■ Given records
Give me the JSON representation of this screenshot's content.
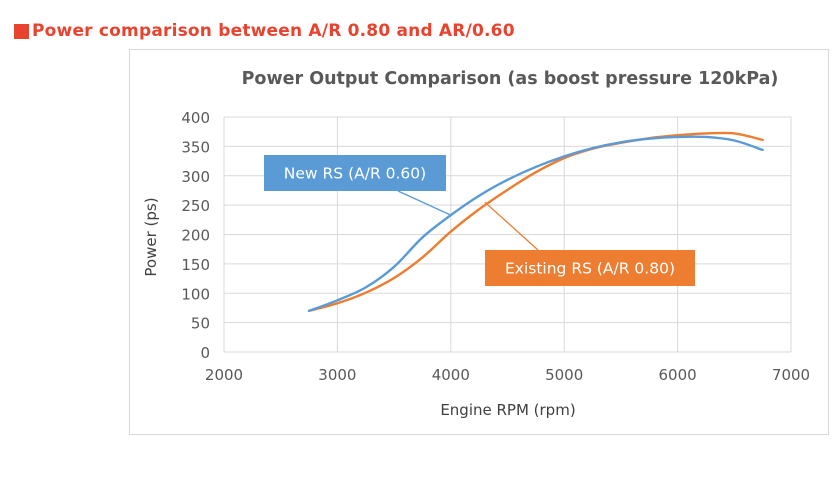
{
  "heading": "Power comparison between A/R 0.80 and AR/0.60",
  "colors": {
    "heading_red": "#e8432f",
    "new_rs_blue": "#5b9bd5",
    "existing_rs_orange": "#ed7d31"
  },
  "chart_data": {
    "type": "line",
    "title": "Power Output Comparison (as boost pressure 120kPa)",
    "xlabel": "Engine RPM (rpm)",
    "ylabel": "Power (ps)",
    "xlim": [
      2000,
      7000
    ],
    "ylim": [
      0,
      400
    ],
    "x_ticks": [
      "2000",
      "3000",
      "4000",
      "5000",
      "6000",
      "7000"
    ],
    "y_ticks": [
      "0",
      "50",
      "100",
      "150",
      "200",
      "250",
      "300",
      "350",
      "400"
    ],
    "grid": true,
    "series": [
      {
        "name": "New RS (A/R 0.60)",
        "color": "#5b9bd5",
        "x": [
          2750,
          3000,
          3250,
          3500,
          3750,
          4000,
          4250,
          4500,
          4750,
          5000,
          5250,
          5500,
          5750,
          6000,
          6250,
          6500,
          6750
        ],
        "y": [
          70,
          88,
          110,
          145,
          195,
          233,
          266,
          293,
          315,
          333,
          347,
          357,
          363,
          366,
          366,
          360,
          344
        ]
      },
      {
        "name": "Existing RS (A/R 0.80)",
        "color": "#ed7d31",
        "x": [
          2750,
          3000,
          3250,
          3500,
          3750,
          4000,
          4250,
          4500,
          4750,
          5000,
          5250,
          5500,
          5750,
          6000,
          6250,
          6500,
          6750
        ],
        "y": [
          70,
          83,
          101,
          126,
          161,
          205,
          243,
          276,
          306,
          330,
          346,
          356,
          364,
          369,
          372,
          372,
          361
        ]
      }
    ],
    "annotations": [
      {
        "text": "New RS (A/R 0.60)",
        "series": 0,
        "points_to": [
          4000,
          233
        ]
      },
      {
        "text": "Existing RS (A/R 0.80)",
        "series": 1,
        "points_to": [
          4300,
          255
        ]
      }
    ]
  }
}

■ What this task involves
Copy out every line of the material above exactly, skipping the pictures.

■ Task output
Give me the JSON representation of this screenshot's content.
{
  "heading": "Power comparison between A/R 0.80 and AR/0.60",
  "colors": {
    "heading_red": "#e8432f",
    "new_rs_blue": "#5b9bd5",
    "existing_rs_orange": "#ed7d31"
  },
  "chart_data": {
    "type": "line",
    "title": "Power Output Comparison (as boost pressure 120kPa)",
    "xlabel": "Engine RPM (rpm)",
    "ylabel": "Power (ps)",
    "xlim": [
      2000,
      7000
    ],
    "ylim": [
      0,
      400
    ],
    "x_ticks": [
      "2000",
      "3000",
      "4000",
      "5000",
      "6000",
      "7000"
    ],
    "y_ticks": [
      "0",
      "50",
      "100",
      "150",
      "200",
      "250",
      "300",
      "350",
      "400"
    ],
    "grid": true,
    "series": [
      {
        "name": "New RS (A/R 0.60)",
        "color": "#5b9bd5",
        "x": [
          2750,
          3000,
          3250,
          3500,
          3750,
          4000,
          4250,
          4500,
          4750,
          5000,
          5250,
          5500,
          5750,
          6000,
          6250,
          6500,
          6750
        ],
        "y": [
          70,
          88,
          110,
          145,
          195,
          233,
          266,
          293,
          315,
          333,
          347,
          357,
          363,
          366,
          366,
          360,
          344
        ]
      },
      {
        "name": "Existing RS (A/R 0.80)",
        "color": "#ed7d31",
        "x": [
          2750,
          3000,
          3250,
          3500,
          3750,
          4000,
          4250,
          4500,
          4750,
          5000,
          5250,
          5500,
          5750,
          6000,
          6250,
          6500,
          6750
        ],
        "y": [
          70,
          83,
          101,
          126,
          161,
          205,
          243,
          276,
          306,
          330,
          346,
          356,
          364,
          369,
          372,
          372,
          361
        ]
      }
    ],
    "annotations": [
      {
        "text": "New RS (A/R 0.60)",
        "series": 0,
        "points_to": [
          4000,
          233
        ]
      },
      {
        "text": "Existing RS (A/R 0.80)",
        "series": 1,
        "points_to": [
          4300,
          255
        ]
      }
    ]
  }
}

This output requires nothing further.